• Required work: Could you give the data below again, exactly and completely?

____

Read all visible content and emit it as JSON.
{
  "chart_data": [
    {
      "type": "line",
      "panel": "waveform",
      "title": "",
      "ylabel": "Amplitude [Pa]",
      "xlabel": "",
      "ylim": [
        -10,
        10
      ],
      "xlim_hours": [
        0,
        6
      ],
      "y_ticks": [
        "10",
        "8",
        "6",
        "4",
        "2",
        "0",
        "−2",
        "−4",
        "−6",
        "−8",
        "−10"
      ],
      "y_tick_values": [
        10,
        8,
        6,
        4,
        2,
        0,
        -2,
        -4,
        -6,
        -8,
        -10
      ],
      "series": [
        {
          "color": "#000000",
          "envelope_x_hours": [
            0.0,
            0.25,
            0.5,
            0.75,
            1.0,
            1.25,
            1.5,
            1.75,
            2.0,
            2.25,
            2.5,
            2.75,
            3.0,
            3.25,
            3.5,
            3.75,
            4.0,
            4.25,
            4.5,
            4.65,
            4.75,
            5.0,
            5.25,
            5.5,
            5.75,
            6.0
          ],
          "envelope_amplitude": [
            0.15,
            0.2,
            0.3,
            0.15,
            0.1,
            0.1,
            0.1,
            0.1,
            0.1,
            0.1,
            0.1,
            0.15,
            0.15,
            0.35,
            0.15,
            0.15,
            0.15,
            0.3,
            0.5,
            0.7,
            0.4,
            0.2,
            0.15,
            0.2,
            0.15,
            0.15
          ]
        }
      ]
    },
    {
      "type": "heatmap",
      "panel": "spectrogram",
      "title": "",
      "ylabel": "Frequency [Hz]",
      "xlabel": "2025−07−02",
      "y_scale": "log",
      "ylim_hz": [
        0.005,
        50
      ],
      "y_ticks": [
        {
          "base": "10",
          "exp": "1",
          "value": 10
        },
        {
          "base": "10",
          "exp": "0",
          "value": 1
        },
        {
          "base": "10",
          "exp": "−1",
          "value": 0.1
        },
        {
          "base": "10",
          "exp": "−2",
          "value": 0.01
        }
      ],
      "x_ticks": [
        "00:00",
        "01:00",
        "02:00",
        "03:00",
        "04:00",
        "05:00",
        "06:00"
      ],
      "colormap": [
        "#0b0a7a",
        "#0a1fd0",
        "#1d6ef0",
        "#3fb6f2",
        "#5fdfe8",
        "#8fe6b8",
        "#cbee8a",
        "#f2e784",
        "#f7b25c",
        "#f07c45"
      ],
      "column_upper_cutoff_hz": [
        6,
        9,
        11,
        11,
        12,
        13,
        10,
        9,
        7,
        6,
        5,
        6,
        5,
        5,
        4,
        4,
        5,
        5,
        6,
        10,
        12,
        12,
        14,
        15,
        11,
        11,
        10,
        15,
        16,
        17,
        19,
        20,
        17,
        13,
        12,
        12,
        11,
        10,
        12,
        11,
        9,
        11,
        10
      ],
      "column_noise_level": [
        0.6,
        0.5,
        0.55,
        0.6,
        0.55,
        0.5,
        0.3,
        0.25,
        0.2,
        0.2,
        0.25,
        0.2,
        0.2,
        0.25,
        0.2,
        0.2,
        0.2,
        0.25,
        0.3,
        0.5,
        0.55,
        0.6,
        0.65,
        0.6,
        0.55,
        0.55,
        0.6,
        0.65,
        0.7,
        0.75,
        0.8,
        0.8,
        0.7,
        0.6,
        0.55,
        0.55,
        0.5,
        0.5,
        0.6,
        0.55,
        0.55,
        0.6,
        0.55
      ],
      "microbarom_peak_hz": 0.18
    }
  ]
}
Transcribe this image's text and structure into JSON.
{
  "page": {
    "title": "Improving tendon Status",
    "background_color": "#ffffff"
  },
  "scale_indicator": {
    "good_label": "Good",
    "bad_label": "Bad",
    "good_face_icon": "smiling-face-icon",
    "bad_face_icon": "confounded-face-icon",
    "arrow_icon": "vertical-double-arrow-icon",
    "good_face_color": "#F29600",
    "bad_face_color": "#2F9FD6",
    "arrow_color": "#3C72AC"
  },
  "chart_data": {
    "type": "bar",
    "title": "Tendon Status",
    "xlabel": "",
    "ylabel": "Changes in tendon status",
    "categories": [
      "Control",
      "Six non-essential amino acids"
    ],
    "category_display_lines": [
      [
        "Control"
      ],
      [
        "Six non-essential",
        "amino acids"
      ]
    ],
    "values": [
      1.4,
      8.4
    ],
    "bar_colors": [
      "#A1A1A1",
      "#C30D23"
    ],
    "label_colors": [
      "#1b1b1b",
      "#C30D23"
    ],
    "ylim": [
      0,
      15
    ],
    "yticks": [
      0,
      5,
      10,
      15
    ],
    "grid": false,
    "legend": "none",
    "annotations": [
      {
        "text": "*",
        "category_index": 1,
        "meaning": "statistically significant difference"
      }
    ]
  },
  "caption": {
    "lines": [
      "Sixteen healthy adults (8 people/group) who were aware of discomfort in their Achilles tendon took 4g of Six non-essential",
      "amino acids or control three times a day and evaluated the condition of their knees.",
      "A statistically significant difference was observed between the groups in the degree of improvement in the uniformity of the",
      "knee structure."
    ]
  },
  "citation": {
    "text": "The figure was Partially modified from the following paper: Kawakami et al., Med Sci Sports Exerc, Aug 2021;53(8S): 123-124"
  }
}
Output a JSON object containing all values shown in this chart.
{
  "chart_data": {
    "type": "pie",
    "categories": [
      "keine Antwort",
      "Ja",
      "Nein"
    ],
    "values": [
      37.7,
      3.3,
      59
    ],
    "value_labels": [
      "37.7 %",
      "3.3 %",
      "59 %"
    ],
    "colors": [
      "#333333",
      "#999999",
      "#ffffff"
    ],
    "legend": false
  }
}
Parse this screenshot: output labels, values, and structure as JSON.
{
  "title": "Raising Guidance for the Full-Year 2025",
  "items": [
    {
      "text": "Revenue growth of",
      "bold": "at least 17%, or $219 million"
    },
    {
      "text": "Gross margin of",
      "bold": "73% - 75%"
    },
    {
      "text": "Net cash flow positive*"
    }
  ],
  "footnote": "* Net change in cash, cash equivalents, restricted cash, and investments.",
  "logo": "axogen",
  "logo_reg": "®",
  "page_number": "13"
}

____

• Task response:
Read all visible content and emit it as JSON.
{
  "chart_data": [
    {
      "type": "line",
      "panel": "waveform",
      "title": "",
      "ylabel": "Amplitude [Pa]",
      "xlabel": "",
      "ylim": [
        -10,
        10
      ],
      "xlim_hours": [
        0,
        6
      ],
      "y_ticks": [
        "10",
        "8",
        "6",
        "4",
        "2",
        "0",
        "−2",
        "−4",
        "−6",
        "−8",
        "−10"
      ],
      "y_tick_values": [
        10,
        8,
        6,
        4,
        2,
        0,
        -2,
        -4,
        -6,
        -8,
        -10
      ],
      "series": [
        {
          "color": "#000000",
          "envelope_x_hours": [
            0.0,
            0.25,
            0.5,
            0.75,
            1.0,
            1.25,
            1.5,
            1.75,
            2.0,
            2.25,
            2.5,
            2.75,
            3.0,
            3.25,
            3.5,
            3.75,
            4.0,
            4.25,
            4.5,
            4.65,
            4.75,
            5.0,
            5.25,
            5.5,
            5.75,
            6.0
          ],
          "envelope_amplitude": [
            0.15,
            0.2,
            0.3,
            0.15,
            0.1,
            0.1,
            0.1,
            0.1,
            0.1,
            0.1,
            0.1,
            0.15,
            0.15,
            0.35,
            0.15,
            0.15,
            0.15,
            0.3,
            0.5,
            0.7,
            0.4,
            0.2,
            0.15,
            0.2,
            0.15,
            0.15
          ]
        }
      ]
    },
    {
      "type": "heatmap",
      "panel": "spectrogram",
      "title": "",
      "ylabel": "Frequency [Hz]",
      "xlabel": "2025−07−02",
      "y_scale": "log",
      "ylim_hz": [
        0.005,
        50
      ],
      "y_ticks": [
        {
          "base": "10",
          "exp": "1",
          "value": 10
        },
        {
          "base": "10",
          "exp": "0",
          "value": 1
        },
        {
          "base": "10",
          "exp": "−1",
          "value": 0.1
        },
        {
          "base": "10",
          "exp": "−2",
          "value": 0.01
        }
      ],
      "x_ticks": [
        "00:00",
        "01:00",
        "02:00",
        "03:00",
        "04:00",
        "05:00",
        "06:00"
      ],
      "colormap": [
        "#0b0a7a",
        "#0a1fd0",
        "#1d6ef0",
        "#3fb6f2",
        "#5fdfe8",
        "#8fe6b8",
        "#cbee8a",
        "#f2e784",
        "#f7b25c",
        "#f07c45"
      ],
      "column_upper_cutoff_hz": [
        6,
        9,
        11,
        11,
        12,
        13,
        10,
        9,
        7,
        6,
        5,
        6,
        5,
        5,
        4,
        4,
        5,
        5,
        6,
        10,
        12,
        12,
        14,
        15,
        11,
        11,
        10,
        15,
        16,
        17,
        19,
        20,
        17,
        13,
        12,
        12,
        11,
        10,
        12,
        11,
        9,
        11,
        10
      ],
      "column_noise_level": [
        0.6,
        0.5,
        0.55,
        0.6,
        0.55,
        0.5,
        0.3,
        0.25,
        0.2,
        0.2,
        0.25,
        0.2,
        0.2,
        0.25,
        0.2,
        0.2,
        0.2,
        0.25,
        0.3,
        0.5,
        0.55,
        0.6,
        0.65,
        0.6,
        0.55,
        0.55,
        0.6,
        0.65,
        0.7,
        0.75,
        0.8,
        0.8,
        0.7,
        0.6,
        0.55,
        0.55,
        0.5,
        0.5,
        0.6,
        0.55,
        0.55,
        0.6,
        0.55
      ],
      "microbarom_peak_hz": 0.18
    }
  ]
}
Transcribe this image's text and structure into JSON.
{
  "page": {
    "title": "Improving tendon Status",
    "background_color": "#ffffff"
  },
  "scale_indicator": {
    "good_label": "Good",
    "bad_label": "Bad",
    "good_face_icon": "smiling-face-icon",
    "bad_face_icon": "confounded-face-icon",
    "arrow_icon": "vertical-double-arrow-icon",
    "good_face_color": "#F29600",
    "bad_face_color": "#2F9FD6",
    "arrow_color": "#3C72AC"
  },
  "chart_data": {
    "type": "bar",
    "title": "Tendon Status",
    "xlabel": "",
    "ylabel": "Changes in tendon status",
    "categories": [
      "Control",
      "Six non-essential amino acids"
    ],
    "category_display_lines": [
      [
        "Control"
      ],
      [
        "Six non-essential",
        "amino acids"
      ]
    ],
    "values": [
      1.4,
      8.4
    ],
    "bar_colors": [
      "#A1A1A1",
      "#C30D23"
    ],
    "label_colors": [
      "#1b1b1b",
      "#C30D23"
    ],
    "ylim": [
      0,
      15
    ],
    "yticks": [
      0,
      5,
      10,
      15
    ],
    "grid": false,
    "legend": "none",
    "annotations": [
      {
        "text": "*",
        "category_index": 1,
        "meaning": "statistically significant difference"
      }
    ]
  },
  "caption": {
    "lines": [
      "Sixteen healthy adults (8 people/group) who were aware of discomfort in their Achilles tendon took 4g of Six non-essential",
      "amino acids or control three times a day and evaluated the condition of their knees.",
      "A statistically significant difference was observed between the groups in the degree of improvement in the uniformity of the",
      "knee structure."
    ]
  },
  "citation": {
    "text": "The figure was Partially modified from the following paper: Kawakami et al., Med Sci Sports Exerc, Aug 2021;53(8S): 123-124"
  }
}
Output a JSON object containing all values shown in this chart.
{
  "chart_data": {
    "type": "pie",
    "categories": [
      "keine Antwort",
      "Ja",
      "Nein"
    ],
    "values": [
      37.7,
      3.3,
      59
    ],
    "value_labels": [
      "37.7 %",
      "3.3 %",
      "59 %"
    ],
    "colors": [
      "#333333",
      "#999999",
      "#ffffff"
    ],
    "legend": false
  }
}
Parse this screenshot: output labels, values, and structure as JSON.
{
  "title": "Raising Guidance for the Full-Year 2025",
  "items": [
    {
      "text": "Revenue growth of",
      "bold": "at least 17%, or $219 million"
    },
    {
      "text": "Gross margin of",
      "bold": "73% - 75%"
    },
    {
      "text": "Net cash flow positive*"
    }
  ],
  "footnote": "* Net change in cash, cash equivalents, restricted cash, and investments.",
  "logo": "axogen",
  "logo_reg": "®",
  "page_number": "13"
}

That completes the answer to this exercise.